MATERIAL PROVIDED ▸

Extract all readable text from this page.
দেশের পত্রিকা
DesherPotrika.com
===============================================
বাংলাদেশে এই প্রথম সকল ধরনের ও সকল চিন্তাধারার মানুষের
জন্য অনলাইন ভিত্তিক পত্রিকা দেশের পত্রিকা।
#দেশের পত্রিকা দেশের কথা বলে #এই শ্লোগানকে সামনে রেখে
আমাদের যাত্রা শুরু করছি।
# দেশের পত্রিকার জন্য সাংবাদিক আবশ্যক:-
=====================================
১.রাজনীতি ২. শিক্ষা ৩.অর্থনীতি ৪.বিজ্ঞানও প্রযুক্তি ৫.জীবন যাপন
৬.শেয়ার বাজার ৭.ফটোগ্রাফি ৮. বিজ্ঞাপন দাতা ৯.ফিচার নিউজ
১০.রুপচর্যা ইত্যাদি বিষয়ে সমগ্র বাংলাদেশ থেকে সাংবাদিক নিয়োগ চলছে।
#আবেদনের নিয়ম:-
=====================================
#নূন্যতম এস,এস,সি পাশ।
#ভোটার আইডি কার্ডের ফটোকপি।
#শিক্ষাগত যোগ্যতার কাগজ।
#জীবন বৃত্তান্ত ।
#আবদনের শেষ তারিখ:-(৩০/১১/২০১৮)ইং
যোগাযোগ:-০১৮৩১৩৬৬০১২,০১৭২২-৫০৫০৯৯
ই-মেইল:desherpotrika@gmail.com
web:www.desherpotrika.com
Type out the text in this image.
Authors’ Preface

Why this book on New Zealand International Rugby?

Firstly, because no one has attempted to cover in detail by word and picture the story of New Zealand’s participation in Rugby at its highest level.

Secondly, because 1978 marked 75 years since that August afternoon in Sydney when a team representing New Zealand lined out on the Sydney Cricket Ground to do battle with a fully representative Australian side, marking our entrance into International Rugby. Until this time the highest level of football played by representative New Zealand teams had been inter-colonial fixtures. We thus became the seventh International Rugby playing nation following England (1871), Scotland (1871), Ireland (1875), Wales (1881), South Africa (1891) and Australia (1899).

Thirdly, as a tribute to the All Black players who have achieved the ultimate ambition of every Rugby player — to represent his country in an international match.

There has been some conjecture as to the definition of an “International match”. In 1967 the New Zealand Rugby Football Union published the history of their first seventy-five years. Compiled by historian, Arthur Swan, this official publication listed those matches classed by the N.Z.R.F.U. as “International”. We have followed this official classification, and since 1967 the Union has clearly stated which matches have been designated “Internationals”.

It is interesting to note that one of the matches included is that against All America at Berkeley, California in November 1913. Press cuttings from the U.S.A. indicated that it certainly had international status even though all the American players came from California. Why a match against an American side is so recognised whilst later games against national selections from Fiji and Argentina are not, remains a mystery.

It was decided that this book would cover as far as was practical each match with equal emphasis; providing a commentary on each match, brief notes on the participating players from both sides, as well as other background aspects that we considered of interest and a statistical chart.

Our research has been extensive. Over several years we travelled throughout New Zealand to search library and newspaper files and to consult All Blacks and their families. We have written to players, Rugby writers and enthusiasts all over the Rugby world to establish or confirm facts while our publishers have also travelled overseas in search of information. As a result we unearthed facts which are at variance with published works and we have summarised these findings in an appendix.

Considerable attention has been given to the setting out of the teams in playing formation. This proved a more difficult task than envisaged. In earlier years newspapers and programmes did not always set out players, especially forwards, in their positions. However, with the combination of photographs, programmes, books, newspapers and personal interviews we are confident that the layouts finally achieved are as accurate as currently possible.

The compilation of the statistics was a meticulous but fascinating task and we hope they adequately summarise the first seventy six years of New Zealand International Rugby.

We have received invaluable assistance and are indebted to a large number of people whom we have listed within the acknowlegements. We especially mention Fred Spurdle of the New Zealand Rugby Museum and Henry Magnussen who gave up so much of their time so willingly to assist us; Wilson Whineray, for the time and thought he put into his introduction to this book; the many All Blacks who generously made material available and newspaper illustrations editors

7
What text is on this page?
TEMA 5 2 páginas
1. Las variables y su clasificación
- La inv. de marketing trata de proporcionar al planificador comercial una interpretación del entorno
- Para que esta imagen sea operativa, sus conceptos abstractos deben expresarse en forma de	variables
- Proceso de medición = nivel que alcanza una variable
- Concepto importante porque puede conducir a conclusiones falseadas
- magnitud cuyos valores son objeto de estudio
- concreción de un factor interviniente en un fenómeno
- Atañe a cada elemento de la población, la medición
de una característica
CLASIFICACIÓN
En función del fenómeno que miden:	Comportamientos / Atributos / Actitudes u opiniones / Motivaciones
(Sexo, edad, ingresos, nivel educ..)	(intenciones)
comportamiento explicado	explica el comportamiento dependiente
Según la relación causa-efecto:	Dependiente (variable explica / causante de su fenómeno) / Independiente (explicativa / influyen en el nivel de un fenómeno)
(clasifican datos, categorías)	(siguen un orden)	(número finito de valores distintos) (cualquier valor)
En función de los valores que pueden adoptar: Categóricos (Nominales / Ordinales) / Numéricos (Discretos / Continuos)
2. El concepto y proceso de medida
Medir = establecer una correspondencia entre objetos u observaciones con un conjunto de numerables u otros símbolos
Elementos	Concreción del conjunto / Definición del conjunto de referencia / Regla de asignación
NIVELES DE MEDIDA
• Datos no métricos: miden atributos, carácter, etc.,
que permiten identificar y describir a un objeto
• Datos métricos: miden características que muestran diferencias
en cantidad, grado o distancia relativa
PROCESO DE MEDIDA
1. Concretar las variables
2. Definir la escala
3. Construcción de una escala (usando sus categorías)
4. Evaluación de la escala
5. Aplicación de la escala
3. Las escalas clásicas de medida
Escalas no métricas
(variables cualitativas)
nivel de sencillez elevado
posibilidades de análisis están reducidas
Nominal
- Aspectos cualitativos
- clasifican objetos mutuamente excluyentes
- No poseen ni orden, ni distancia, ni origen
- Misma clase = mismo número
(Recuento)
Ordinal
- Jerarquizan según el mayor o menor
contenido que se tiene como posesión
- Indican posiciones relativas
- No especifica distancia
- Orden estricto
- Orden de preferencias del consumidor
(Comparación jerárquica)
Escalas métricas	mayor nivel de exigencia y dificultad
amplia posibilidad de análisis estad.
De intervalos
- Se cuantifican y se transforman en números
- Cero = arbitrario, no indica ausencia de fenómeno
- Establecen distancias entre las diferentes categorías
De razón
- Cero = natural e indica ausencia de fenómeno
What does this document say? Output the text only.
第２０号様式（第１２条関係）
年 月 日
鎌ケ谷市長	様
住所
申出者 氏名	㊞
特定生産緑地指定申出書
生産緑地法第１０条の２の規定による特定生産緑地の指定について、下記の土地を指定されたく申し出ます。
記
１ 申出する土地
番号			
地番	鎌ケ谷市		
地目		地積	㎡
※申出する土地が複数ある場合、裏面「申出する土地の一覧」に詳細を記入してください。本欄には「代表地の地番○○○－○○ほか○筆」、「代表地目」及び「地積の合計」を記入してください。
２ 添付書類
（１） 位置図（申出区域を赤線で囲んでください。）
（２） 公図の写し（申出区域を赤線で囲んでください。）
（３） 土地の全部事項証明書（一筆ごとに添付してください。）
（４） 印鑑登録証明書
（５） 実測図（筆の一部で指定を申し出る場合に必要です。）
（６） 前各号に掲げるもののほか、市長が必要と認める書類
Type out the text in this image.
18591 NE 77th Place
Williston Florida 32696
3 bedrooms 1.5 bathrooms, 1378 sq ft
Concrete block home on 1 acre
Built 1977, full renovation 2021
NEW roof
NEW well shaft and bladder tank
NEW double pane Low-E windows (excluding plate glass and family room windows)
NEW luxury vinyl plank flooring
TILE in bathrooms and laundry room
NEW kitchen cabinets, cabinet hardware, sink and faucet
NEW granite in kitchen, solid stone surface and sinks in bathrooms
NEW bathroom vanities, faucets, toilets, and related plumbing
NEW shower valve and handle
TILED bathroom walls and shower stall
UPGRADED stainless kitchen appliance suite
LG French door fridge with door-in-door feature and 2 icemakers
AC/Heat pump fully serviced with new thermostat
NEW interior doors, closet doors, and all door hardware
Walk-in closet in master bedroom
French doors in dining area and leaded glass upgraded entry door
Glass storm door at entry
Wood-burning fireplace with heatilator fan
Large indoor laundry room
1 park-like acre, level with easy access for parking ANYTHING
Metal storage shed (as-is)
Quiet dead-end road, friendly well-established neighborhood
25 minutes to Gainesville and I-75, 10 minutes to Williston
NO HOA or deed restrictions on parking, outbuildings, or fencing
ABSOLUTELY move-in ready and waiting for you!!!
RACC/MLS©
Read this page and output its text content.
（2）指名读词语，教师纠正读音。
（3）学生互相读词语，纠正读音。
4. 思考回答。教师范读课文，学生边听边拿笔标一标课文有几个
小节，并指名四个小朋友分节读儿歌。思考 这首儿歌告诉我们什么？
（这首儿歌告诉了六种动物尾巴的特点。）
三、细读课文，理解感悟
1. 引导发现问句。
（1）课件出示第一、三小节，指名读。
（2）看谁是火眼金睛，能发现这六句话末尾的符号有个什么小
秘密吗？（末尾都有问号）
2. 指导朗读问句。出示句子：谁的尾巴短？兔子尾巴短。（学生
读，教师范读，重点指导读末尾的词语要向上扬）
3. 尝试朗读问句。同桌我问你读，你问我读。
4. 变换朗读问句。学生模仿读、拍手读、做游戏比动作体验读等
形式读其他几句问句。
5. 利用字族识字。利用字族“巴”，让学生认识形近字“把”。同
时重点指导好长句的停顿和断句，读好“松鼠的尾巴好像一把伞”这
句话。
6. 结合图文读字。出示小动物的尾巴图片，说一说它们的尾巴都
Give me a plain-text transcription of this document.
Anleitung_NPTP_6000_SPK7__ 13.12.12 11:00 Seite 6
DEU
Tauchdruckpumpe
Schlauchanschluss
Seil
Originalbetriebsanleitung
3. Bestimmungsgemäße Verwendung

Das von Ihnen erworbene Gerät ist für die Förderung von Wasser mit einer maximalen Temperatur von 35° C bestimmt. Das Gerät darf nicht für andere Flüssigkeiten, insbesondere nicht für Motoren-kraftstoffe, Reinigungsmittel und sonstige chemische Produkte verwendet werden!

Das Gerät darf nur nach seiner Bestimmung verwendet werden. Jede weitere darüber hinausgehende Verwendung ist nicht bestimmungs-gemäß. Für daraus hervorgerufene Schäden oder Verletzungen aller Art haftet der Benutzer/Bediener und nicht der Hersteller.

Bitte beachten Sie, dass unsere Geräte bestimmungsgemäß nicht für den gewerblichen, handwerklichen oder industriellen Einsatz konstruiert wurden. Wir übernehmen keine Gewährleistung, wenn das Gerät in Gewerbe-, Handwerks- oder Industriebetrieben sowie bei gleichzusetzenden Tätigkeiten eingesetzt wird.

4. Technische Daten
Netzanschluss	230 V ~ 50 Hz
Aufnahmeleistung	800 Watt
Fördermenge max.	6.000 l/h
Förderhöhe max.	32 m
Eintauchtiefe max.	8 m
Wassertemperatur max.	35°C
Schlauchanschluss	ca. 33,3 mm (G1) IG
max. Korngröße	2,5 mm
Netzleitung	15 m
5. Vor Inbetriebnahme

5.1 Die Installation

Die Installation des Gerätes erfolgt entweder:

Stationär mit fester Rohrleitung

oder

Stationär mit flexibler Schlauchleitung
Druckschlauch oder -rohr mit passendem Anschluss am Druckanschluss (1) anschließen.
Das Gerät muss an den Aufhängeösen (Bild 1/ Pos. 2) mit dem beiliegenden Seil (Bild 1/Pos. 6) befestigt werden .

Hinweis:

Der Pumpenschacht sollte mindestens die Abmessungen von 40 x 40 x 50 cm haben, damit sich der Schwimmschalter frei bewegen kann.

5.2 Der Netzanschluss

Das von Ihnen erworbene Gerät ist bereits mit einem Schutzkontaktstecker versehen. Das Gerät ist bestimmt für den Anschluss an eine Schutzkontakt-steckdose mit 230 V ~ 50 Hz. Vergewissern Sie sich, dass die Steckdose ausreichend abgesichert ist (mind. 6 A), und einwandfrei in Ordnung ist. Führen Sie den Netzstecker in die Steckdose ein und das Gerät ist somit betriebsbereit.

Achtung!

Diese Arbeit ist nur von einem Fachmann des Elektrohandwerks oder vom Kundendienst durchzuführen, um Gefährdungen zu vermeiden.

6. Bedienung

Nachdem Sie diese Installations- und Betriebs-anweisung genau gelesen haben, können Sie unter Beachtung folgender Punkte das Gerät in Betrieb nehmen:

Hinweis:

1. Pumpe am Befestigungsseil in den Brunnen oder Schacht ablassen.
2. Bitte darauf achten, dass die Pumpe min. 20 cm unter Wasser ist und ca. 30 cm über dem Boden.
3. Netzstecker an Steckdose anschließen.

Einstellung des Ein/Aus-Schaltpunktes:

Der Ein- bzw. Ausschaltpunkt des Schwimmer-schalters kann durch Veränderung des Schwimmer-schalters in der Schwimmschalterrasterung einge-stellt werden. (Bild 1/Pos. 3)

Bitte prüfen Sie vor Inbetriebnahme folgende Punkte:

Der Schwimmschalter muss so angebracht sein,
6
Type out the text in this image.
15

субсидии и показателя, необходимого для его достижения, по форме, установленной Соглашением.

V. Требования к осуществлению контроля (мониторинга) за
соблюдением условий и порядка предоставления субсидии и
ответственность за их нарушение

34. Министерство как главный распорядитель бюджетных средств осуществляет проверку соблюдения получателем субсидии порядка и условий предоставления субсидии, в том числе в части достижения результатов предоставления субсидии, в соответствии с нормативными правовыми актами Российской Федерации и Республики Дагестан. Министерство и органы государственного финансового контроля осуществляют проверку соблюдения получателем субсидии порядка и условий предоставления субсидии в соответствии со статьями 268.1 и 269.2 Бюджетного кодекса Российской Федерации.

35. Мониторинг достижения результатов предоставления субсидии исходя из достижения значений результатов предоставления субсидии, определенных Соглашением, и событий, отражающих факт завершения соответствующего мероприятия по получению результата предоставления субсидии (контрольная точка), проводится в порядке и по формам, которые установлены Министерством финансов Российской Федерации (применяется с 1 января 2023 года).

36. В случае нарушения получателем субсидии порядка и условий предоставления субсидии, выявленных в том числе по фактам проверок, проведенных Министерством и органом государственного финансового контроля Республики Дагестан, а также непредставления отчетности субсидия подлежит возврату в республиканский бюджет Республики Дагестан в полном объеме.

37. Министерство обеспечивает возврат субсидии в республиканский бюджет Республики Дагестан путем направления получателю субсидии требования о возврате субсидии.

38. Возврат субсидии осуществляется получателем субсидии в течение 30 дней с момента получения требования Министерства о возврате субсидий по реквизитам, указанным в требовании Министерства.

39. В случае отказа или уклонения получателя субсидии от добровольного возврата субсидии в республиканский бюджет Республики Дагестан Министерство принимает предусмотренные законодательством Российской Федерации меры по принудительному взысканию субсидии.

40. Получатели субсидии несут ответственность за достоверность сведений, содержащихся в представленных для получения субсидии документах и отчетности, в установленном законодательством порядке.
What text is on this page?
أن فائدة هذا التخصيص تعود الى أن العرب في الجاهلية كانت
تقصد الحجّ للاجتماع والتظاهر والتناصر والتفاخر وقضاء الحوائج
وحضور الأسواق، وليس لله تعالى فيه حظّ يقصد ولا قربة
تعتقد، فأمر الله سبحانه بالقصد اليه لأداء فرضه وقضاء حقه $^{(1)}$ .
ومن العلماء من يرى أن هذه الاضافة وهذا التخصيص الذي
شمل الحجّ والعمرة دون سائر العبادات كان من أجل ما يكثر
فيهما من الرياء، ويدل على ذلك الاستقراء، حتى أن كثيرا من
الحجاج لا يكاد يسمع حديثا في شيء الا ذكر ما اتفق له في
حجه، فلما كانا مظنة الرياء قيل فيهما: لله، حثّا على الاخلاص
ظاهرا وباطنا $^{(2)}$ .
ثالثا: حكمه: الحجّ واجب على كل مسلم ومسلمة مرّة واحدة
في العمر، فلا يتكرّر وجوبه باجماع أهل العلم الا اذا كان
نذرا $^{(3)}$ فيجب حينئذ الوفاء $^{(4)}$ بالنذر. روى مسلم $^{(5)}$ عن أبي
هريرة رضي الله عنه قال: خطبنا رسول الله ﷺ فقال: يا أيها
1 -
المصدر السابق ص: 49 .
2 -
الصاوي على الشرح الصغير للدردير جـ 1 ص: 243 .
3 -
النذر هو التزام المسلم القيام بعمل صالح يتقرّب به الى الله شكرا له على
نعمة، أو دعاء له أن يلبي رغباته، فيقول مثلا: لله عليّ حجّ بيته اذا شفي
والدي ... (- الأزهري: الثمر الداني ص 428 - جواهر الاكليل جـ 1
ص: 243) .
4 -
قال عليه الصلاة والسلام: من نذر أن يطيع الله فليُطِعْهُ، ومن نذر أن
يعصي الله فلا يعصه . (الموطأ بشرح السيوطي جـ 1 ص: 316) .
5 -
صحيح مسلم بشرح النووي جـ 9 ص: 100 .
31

WRITTEN EXERCISE ▸ The word "kitchen" appears in how many lines of the data? Answer with only the number.

SOLVED EXERCISE ▸ 3